Copy each line where the word "Many" occurs.

>>

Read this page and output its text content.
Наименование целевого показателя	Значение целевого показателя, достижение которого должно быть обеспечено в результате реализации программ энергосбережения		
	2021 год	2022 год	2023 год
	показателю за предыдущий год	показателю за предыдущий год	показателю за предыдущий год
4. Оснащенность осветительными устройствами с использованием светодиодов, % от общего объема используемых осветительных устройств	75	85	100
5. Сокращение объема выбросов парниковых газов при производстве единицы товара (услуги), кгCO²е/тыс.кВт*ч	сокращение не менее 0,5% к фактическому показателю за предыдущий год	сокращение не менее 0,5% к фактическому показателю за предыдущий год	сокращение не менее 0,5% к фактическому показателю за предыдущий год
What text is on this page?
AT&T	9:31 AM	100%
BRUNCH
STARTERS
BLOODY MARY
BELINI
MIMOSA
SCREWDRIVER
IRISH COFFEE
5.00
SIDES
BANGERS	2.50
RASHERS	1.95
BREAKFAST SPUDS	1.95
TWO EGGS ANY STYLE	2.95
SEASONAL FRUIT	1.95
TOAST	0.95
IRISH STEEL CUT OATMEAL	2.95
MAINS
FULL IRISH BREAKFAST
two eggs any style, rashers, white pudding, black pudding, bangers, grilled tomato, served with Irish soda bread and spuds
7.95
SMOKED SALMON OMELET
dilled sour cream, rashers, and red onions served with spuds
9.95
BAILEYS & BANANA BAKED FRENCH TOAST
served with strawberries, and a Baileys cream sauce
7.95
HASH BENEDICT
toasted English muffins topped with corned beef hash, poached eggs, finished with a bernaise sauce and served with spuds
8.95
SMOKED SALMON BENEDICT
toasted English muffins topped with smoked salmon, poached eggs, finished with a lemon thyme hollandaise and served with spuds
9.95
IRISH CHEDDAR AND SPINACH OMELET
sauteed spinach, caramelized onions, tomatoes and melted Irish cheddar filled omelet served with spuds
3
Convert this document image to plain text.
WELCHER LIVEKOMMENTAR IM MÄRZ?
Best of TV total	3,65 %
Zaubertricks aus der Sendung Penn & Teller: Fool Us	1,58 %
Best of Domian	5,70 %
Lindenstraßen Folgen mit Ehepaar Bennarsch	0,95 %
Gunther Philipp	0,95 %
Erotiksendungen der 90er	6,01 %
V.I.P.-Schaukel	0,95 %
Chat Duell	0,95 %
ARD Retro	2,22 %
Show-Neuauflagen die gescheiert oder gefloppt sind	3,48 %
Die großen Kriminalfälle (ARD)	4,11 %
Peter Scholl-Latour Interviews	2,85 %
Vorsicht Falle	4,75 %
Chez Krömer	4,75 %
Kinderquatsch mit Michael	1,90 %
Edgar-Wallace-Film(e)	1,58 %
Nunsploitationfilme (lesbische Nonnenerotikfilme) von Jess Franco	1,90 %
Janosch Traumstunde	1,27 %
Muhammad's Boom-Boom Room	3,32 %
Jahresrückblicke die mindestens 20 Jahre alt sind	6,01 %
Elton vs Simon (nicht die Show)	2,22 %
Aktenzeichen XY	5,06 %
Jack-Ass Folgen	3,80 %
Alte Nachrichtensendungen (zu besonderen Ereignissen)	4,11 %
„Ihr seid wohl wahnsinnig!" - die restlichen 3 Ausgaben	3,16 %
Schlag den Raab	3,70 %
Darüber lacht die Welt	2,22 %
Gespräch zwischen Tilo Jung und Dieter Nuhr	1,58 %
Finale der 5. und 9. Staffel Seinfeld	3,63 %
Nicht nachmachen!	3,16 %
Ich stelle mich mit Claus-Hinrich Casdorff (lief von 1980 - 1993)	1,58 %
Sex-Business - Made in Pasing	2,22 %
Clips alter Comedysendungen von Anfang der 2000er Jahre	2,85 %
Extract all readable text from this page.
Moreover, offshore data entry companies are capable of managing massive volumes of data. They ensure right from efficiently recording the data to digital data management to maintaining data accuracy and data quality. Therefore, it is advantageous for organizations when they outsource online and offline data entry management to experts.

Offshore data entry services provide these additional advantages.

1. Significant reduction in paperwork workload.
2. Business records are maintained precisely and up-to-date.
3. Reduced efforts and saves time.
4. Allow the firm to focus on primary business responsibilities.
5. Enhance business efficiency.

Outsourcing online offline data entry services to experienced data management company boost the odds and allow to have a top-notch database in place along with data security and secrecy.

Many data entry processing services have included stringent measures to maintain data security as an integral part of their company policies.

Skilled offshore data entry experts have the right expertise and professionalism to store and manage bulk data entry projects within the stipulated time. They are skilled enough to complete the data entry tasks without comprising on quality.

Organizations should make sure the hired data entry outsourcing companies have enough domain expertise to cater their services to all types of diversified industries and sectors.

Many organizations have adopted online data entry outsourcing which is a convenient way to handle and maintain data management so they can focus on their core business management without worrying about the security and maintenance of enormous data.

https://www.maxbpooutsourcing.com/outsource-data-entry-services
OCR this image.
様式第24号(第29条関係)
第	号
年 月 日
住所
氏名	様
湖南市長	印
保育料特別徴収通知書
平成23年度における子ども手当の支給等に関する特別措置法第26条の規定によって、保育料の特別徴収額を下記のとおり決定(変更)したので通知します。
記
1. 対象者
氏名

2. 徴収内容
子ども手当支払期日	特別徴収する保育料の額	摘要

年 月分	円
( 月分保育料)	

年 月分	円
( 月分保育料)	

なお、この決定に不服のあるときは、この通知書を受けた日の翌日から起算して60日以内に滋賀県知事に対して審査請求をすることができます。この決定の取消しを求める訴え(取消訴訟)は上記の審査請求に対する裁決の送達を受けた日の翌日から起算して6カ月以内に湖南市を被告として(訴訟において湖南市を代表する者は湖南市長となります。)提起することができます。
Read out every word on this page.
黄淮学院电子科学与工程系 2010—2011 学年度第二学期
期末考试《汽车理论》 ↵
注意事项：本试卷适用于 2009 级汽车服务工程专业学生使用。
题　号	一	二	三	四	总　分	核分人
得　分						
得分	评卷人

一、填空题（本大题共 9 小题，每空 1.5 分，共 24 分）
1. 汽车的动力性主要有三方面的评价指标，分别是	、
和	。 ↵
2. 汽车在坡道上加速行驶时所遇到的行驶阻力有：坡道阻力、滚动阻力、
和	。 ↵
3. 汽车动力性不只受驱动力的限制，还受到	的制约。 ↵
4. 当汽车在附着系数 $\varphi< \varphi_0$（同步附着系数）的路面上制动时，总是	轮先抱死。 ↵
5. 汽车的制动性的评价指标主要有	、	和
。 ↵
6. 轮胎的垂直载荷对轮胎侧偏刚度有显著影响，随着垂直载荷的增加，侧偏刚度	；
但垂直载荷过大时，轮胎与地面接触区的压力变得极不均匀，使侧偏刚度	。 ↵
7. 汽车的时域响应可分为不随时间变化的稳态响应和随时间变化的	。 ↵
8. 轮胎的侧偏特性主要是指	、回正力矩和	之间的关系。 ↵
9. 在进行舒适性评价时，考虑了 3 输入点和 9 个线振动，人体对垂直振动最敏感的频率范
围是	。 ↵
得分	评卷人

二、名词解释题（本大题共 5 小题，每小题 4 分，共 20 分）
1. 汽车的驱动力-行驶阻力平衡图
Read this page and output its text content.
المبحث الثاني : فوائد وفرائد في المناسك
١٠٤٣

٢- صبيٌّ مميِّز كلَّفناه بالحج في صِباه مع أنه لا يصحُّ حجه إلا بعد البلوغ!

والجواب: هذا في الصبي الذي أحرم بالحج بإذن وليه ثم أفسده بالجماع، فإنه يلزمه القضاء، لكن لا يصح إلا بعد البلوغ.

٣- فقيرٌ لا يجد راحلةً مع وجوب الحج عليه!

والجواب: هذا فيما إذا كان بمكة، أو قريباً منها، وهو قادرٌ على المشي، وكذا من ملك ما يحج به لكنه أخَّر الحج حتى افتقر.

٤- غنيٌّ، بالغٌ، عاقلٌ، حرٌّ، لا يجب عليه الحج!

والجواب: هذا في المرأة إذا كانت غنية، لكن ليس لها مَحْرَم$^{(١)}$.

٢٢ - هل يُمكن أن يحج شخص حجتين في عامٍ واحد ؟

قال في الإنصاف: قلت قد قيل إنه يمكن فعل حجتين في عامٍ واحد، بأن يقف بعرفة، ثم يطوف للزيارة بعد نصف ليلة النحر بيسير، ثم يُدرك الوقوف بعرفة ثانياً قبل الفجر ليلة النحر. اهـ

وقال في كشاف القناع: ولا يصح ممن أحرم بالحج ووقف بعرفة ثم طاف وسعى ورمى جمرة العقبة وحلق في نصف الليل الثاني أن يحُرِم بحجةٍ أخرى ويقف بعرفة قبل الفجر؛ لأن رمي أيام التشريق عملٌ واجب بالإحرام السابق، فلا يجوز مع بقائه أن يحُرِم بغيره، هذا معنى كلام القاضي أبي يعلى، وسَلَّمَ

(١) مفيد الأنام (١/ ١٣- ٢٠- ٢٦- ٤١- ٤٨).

<<

## [Answer in full]
Many data entry processing services have included stringent measures to maintain data security as an integral part of their company policies.
Many organizations have adopted online data entry outsourcing which is a convenient way to handle and maintain data management so they can focus on their core business management without worrying about the security and maintenance of enormous data.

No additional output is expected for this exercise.